» TASK
Scan the listing and work out how many lines contain the word "лиофилизат". Nothing but the number should be given.

» THE DATA

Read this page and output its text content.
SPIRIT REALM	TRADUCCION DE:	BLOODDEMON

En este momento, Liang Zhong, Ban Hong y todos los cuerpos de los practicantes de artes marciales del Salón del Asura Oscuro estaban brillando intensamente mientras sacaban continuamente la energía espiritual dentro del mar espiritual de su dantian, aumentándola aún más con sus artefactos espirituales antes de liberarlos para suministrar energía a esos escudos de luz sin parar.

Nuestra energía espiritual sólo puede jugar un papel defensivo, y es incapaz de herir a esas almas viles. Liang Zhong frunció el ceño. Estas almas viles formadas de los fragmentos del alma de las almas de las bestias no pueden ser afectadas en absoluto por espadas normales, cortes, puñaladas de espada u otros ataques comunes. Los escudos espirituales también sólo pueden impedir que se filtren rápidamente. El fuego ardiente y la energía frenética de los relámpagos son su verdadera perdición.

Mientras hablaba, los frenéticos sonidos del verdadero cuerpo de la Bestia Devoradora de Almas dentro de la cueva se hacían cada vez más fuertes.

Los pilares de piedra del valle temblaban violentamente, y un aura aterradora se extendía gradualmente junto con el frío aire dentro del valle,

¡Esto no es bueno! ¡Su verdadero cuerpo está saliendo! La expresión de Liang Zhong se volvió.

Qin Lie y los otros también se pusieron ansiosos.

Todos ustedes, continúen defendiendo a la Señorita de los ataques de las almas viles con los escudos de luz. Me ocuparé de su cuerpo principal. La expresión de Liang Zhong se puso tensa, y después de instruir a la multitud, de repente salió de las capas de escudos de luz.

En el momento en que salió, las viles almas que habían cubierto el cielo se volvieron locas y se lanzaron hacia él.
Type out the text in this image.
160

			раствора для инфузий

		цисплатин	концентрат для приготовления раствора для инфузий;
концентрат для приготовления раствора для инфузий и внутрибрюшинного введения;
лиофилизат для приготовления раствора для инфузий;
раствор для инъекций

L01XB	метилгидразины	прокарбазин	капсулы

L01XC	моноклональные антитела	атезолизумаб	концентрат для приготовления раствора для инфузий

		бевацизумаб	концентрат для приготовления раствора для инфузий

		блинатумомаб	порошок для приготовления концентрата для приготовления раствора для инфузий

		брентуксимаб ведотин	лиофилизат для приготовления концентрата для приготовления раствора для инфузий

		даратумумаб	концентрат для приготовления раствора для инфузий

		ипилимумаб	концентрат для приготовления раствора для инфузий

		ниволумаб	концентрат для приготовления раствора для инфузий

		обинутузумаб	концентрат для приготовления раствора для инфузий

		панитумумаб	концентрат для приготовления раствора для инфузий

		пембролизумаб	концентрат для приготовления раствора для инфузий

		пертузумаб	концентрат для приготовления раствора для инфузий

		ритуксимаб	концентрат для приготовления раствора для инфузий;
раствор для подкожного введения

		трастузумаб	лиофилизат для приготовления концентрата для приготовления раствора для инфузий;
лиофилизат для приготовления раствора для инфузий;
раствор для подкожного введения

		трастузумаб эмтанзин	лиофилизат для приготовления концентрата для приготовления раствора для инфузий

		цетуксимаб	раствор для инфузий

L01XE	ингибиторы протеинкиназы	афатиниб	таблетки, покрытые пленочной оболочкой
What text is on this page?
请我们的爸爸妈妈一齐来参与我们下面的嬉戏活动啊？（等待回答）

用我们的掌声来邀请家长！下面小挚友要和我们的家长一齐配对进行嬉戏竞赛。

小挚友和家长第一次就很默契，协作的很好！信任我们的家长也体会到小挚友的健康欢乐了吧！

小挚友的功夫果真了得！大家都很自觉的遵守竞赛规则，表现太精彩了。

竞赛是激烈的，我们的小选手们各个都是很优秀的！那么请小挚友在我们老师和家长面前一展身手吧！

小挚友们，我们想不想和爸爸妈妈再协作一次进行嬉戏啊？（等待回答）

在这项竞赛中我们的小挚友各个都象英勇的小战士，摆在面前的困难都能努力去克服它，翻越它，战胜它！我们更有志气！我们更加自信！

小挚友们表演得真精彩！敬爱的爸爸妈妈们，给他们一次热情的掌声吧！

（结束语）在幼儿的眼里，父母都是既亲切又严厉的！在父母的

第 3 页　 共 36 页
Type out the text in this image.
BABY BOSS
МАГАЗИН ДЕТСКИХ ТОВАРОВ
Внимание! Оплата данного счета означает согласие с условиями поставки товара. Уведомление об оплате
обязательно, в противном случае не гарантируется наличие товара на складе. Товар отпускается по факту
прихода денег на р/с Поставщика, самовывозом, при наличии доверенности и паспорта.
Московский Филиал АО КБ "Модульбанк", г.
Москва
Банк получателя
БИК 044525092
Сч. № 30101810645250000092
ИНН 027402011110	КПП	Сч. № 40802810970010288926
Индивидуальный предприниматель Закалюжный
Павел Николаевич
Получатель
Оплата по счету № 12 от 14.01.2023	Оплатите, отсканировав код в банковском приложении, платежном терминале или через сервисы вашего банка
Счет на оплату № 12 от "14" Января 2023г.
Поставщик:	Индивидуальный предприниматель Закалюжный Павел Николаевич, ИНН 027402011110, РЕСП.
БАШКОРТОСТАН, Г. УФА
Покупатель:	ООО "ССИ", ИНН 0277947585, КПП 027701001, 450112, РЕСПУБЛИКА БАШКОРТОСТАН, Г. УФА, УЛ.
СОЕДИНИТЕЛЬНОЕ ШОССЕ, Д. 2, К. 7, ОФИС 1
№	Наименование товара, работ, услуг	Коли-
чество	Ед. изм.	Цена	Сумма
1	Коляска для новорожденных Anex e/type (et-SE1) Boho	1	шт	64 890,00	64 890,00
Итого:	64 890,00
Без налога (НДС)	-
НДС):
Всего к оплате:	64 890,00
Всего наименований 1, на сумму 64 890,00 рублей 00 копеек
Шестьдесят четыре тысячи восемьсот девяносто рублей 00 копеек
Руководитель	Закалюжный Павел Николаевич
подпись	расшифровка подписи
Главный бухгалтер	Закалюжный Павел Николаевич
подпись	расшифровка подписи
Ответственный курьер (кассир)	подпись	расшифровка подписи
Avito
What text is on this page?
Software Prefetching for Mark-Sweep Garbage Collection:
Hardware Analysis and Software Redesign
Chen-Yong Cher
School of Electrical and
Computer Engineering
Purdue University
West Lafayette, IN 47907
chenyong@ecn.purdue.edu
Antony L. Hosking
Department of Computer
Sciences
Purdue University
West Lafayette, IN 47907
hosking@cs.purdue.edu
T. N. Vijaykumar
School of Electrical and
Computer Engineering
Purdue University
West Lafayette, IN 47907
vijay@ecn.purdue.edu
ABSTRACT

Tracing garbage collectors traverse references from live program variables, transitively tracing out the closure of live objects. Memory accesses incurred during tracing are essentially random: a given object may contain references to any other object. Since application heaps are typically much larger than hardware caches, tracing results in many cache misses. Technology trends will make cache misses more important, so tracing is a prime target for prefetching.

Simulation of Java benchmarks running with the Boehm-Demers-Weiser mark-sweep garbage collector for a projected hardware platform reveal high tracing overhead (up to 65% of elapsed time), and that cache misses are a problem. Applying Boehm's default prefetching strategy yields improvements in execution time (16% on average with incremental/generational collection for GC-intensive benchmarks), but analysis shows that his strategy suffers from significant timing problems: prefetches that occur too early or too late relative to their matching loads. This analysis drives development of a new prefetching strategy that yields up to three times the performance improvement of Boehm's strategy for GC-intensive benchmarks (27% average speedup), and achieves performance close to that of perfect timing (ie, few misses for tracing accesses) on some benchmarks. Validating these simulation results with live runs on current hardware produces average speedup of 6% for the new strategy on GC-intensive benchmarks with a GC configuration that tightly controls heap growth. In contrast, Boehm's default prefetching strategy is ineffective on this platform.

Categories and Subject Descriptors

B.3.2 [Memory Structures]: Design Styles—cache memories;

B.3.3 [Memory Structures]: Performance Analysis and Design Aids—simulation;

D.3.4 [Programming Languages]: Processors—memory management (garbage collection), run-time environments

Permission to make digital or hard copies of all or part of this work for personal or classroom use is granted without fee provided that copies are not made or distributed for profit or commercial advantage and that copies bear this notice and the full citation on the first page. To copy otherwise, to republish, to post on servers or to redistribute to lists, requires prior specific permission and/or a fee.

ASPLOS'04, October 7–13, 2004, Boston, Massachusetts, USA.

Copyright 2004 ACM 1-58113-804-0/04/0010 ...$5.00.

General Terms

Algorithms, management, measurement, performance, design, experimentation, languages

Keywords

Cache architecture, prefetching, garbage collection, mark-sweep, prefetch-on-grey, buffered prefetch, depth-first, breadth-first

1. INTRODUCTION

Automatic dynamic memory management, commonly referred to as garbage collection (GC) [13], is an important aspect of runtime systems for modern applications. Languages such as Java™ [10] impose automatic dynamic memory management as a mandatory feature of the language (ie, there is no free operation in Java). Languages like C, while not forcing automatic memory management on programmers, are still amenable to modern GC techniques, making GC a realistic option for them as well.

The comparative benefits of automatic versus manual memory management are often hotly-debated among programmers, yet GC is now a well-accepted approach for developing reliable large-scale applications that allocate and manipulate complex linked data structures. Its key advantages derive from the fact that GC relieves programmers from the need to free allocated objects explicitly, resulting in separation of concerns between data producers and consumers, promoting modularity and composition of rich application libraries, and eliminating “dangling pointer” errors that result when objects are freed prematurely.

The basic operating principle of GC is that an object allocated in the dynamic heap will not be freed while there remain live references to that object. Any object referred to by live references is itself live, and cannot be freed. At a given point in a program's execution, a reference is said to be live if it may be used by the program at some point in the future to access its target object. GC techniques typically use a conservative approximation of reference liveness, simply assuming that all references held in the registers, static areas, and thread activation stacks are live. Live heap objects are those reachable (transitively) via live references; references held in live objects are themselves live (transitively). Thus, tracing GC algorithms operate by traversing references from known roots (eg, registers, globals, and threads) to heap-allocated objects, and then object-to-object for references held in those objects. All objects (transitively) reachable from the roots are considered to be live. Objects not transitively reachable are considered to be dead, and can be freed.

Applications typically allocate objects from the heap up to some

» FULL ANSWER
5